[Extracted data entries]
· · ·
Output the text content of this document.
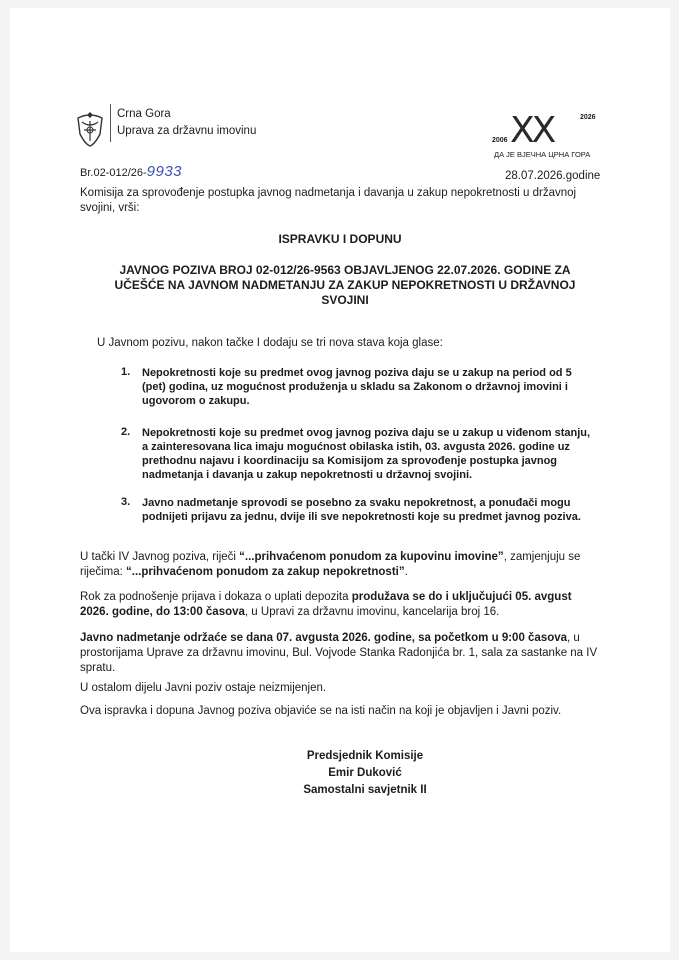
Crna Gora
Uprava za državnu imovinu	XX
2006
2026
ДА ЈЕ ВЈЕЧНА ЦРНА ГОРА
Br.02-012/26-9933	28.07.2026.godine
Komisija za sprovođenje postupka javnog nadmetanja i davanja u zakup nepokretnosti u državnoj svojini, vrši:
ISPRAVKU I DOPUNU
JAVNOG POZIVA BROJ 02-012/26-9563 OBJAVLJENOG 22.07.2026. GODINE ZA UČEŠĆE NA JAVNOM NADMETANJU ZA ZAKUP NEPOKRETNOSTI U DRŽAVNOJ SVOJINI
U Javnom pozivu, nakon tačke I dodaju se tri nova stava koja glase:
1. Nepokretnosti koje su predmet ovog javnog poziva daju se u zakup na period od 5 (pet) godina, uz mogućnost produženja u skladu sa Zakonom o državnoj imovini i ugovorom o zakupu.
2. Nepokretnosti koje su predmet ovog javnog poziva daju se u zakup u viđenom stanju, a zainteresovana lica imaju mogućnost obilaska istih, 03. avgusta 2026. godine uz prethodnu najavu i koordinaciju sa Komisijom za sprovođenje postupka javnog nadmetanja i davanja u zakup nepokretnosti u državnoj svojini.
3. Javno nadmetanje sprovodi se posebno za svaku nepokretnost, a ponuđači mogu podnijeti prijavu za jednu, dvije ili sve nepokretnosti koje su predmet javnog poziva.
U tački IV Javnog poziva, riječi “...prihvaćenom ponudom za kupovinu imovine”, zamjenjuju se riječima: “...prihvaćenom ponudom za zakup nepokretnosti”.
Rok za podnošenje prijava i dokaza o uplati depozita produžava se do i uključujući 05. avgust 2026. godine, do 13:00 časova, u Upravi za državnu imovinu, kancelarija broj 16.
Javno nadmetanje održaće se dana 07. avgusta 2026. godine, sa početkom u 9:00 časova, u prostorijama Uprave za državnu imovinu, Bul. Vojvode Stanka Radonjića br. 1, sala za sastanke na IV spratu.
U ostalom dijelu Javni poziv ostaje neizmijenjen.
Ova ispravka i dopuna Javnog poziva objaviće se na isti način na koji je objavljen i Javni poziv.
Predsjednik Komisije
Emir Duković
Samostalni savjetnik II
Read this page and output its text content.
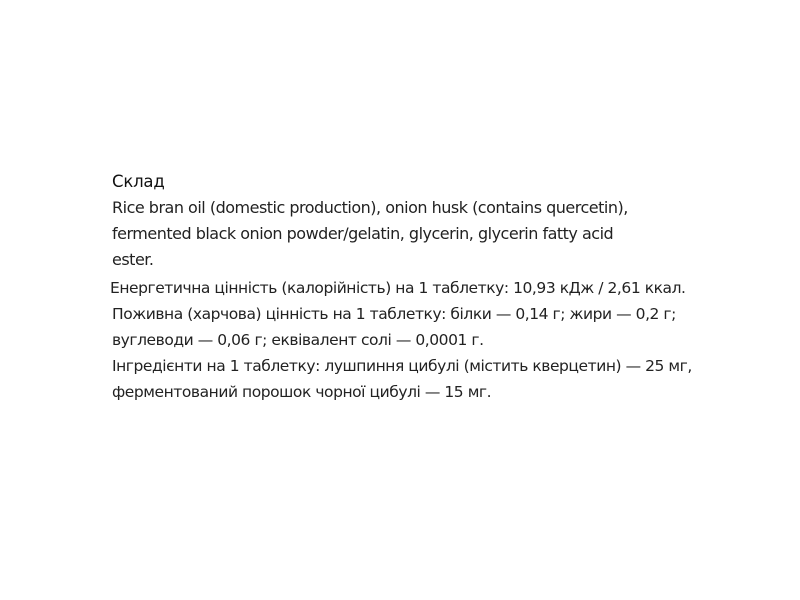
Склад

Rice bran oil (domestic production), onion husk (contains quercetin), fermented black onion powder/gelatin, glycerin, glycerin fatty acid ester.

Енергетична цінність (калорійність) на 1 таблетку: 10,93 кДж / 2,61 ккал.

Поживна (харчова) цінність на 1 таблетку: білки — 0,14 г; жири — 0,2 г; вуглеводи — 0,06 г; еквівалент солі — 0,0001 г.

Інгредієнти на 1 таблетку: лушпиння цибулі (містить кверцетин) — 25 мг, ферментований порошок чорної цибулі — 15 мг.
· · ·
TASK:
Every record above should be written out again exactly; the pictures stay out of the copy.

RESULT OF THIS TASK:
Output the text content of this document.
Crna Gora
Uprava za državnu imovinu	XX
2006
2026
ДА ЈЕ ВЈЕЧНА ЦРНА ГОРА
Br.02-012/26-9933	28.07.2026.godine
Komisija za sprovođenje postupka javnog nadmetanja i davanja u zakup nepokretnosti u državnoj svojini, vrši:
ISPRAVKU I DOPUNU
JAVNOG POZIVA BROJ 02-012/26-9563 OBJAVLJENOG 22.07.2026. GODINE ZA UČEŠĆE NA JAVNOM NADMETANJU ZA ZAKUP NEPOKRETNOSTI U DRŽAVNOJ SVOJINI
U Javnom pozivu, nakon tačke I dodaju se tri nova stava koja glase:
1. Nepokretnosti koje su predmet ovog javnog poziva daju se u zakup na period od 5 (pet) godina, uz mogućnost produženja u skladu sa Zakonom o državnoj imovini i ugovorom o zakupu.
2. Nepokretnosti koje su predmet ovog javnog poziva daju se u zakup u viđenom stanju, a zainteresovana lica imaju mogućnost obilaska istih, 03. avgusta 2026. godine uz prethodnu najavu i koordinaciju sa Komisijom za sprovođenje postupka javnog nadmetanja i davanja u zakup nepokretnosti u državnoj svojini.
3. Javno nadmetanje sprovodi se posebno za svaku nepokretnost, a ponuđači mogu podnijeti prijavu za jednu, dvije ili sve nepokretnosti koje su predmet javnog poziva.
U tački IV Javnog poziva, riječi “...prihvaćenom ponudom za kupovinu imovine”, zamjenjuju se riječima: “...prihvaćenom ponudom za zakup nepokretnosti”.
Rok za podnošenje prijava i dokaza o uplati depozita produžava se do i uključujući 05. avgust 2026. godine, do 13:00 časova, u Upravi za državnu imovinu, kancelarija broj 16.
Javno nadmetanje održaće se dana 07. avgusta 2026. godine, sa početkom u 9:00 časova, u prostorijama Uprave za državnu imovinu, Bul. Vojvode Stanka Radonjića br. 1, sala za sastanke na IV spratu.
U ostalom dijelu Javni poziv ostaje neizmijenjen.
Ova ispravka i dopuna Javnog poziva objaviće se na isti način na koji je objavljen i Javni poziv.
Predsjednik Komisije
Emir Duković
Samostalni savjetnik II
Read this page and output its text content.
Склад

Rice bran oil (domestic production), onion husk (contains quercetin), fermented black onion powder/gelatin, glycerin, glycerin fatty acid ester.

Енергетична цінність (калорійність) на 1 таблетку: 10,93 кДж / 2,61 ккал.

Поживна (харчова) цінність на 1 таблетку: білки — 0,14 г; жири — 0,2 г; вуглеводи — 0,06 г; еквівалент солі — 0,0001 г.

Інгредієнти на 1 таблетку: лушпиння цибулі (містить кверцетин) — 25 мг, ферментований порошок чорної цибулі — 15 мг.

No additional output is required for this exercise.